GOAL.
Restate all of the data exactly.

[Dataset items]
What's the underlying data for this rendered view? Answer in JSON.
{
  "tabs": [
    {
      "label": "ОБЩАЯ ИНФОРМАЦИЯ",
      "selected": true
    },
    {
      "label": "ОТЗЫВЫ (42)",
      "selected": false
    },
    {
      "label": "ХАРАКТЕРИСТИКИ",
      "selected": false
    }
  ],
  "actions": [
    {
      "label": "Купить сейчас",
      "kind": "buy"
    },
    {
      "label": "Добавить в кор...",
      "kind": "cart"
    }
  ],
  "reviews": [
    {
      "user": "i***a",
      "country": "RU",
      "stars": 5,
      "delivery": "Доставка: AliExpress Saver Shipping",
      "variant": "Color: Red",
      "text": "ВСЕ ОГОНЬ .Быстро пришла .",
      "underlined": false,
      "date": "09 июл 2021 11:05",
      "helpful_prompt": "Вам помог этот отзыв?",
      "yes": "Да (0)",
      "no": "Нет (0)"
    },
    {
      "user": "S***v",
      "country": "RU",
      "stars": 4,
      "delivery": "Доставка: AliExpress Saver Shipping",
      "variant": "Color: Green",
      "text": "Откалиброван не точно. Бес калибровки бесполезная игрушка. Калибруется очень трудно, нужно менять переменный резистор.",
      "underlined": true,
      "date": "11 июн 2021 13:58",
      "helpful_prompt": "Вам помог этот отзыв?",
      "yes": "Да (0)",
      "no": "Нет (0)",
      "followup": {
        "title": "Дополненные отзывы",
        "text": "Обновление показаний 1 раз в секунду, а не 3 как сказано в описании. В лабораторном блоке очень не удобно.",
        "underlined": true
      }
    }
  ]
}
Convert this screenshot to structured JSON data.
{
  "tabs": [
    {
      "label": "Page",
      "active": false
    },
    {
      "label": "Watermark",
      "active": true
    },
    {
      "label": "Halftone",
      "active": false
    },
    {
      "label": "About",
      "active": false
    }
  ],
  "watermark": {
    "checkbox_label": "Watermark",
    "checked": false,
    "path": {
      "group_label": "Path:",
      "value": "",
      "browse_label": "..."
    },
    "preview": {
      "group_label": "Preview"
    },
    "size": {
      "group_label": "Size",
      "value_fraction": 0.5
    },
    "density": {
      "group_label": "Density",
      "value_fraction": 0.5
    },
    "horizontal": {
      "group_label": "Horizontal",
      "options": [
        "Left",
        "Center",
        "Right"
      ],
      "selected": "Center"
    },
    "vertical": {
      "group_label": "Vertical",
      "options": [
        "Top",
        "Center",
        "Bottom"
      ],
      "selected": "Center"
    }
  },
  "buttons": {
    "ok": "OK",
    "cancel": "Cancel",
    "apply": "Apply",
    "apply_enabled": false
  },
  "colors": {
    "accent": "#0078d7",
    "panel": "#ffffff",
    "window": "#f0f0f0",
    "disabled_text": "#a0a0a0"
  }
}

RIGHT ANSWER.
What's the underlying data for this rendered view? Answer in JSON.
{
  "tabs": [
    {
      "label": "ОБЩАЯ ИНФОРМАЦИЯ",
      "selected": true
    },
    {
      "label": "ОТЗЫВЫ (42)",
      "selected": false
    },
    {
      "label": "ХАРАКТЕРИСТИКИ",
      "selected": false
    }
  ],
  "actions": [
    {
      "label": "Купить сейчас",
      "kind": "buy"
    },
    {
      "label": "Добавить в кор...",
      "kind": "cart"
    }
  ],
  "reviews": [
    {
      "user": "i***a",
      "country": "RU",
      "stars": 5,
      "delivery": "Доставка: AliExpress Saver Shipping",
      "variant": "Color: Red",
      "text": "ВСЕ ОГОНЬ .Быстро пришла .",
      "underlined": false,
      "date": "09 июл 2021 11:05",
      "helpful_prompt": "Вам помог этот отзыв?",
      "yes": "Да (0)",
      "no": "Нет (0)"
    },
    {
      "user": "S***v",
      "country": "RU",
      "stars": 4,
      "delivery": "Доставка: AliExpress Saver Shipping",
      "variant": "Color: Green",
      "text": "Откалиброван не точно. Бес калибровки бесполезная игрушка. Калибруется очень трудно, нужно менять переменный резистор.",
      "underlined": true,
      "date": "11 июн 2021 13:58",
      "helpful_prompt": "Вам помог этот отзыв?",
      "yes": "Да (0)",
      "no": "Нет (0)",
      "followup": {
        "title": "Дополненные отзывы",
        "text": "Обновление показаний 1 раз в секунду, а не 3 как сказано в описании. В лабораторном блоке очень не удобно.",
        "underlined": true
      }
    }
  ]
}
Convert this screenshot to structured JSON data.
{
  "tabs": [
    {
      "label": "Page",
      "active": false
    },
    {
      "label": "Watermark",
      "active": true
    },
    {
      "label": "Halftone",
      "active": false
    },
    {
      "label": "About",
      "active": false
    }
  ],
  "watermark": {
    "checkbox_label": "Watermark",
    "checked": false,
    "path": {
      "group_label": "Path:",
      "value": "",
      "browse_label": "..."
    },
    "preview": {
      "group_label": "Preview"
    },
    "size": {
      "group_label": "Size",
      "value_fraction": 0.5
    },
    "density": {
      "group_label": "Density",
      "value_fraction": 0.5
    },
    "horizontal": {
      "group_label": "Horizontal",
      "options": [
        "Left",
        "Center",
        "Right"
      ],
      "selected": "Center"
    },
    "vertical": {
      "group_label": "Vertical",
      "options": [
        "Top",
        "Center",
        "Bottom"
      ],
      "selected": "Center"
    }
  },
  "buttons": {
    "ok": "OK",
    "cancel": "Cancel",
    "apply": "Apply",
    "apply_enabled": false
  },
  "colors": {
    "accent": "#0078d7",
    "panel": "#ffffff",
    "window": "#f0f0f0",
    "disabled_text": "#a0a0a0"
  }
}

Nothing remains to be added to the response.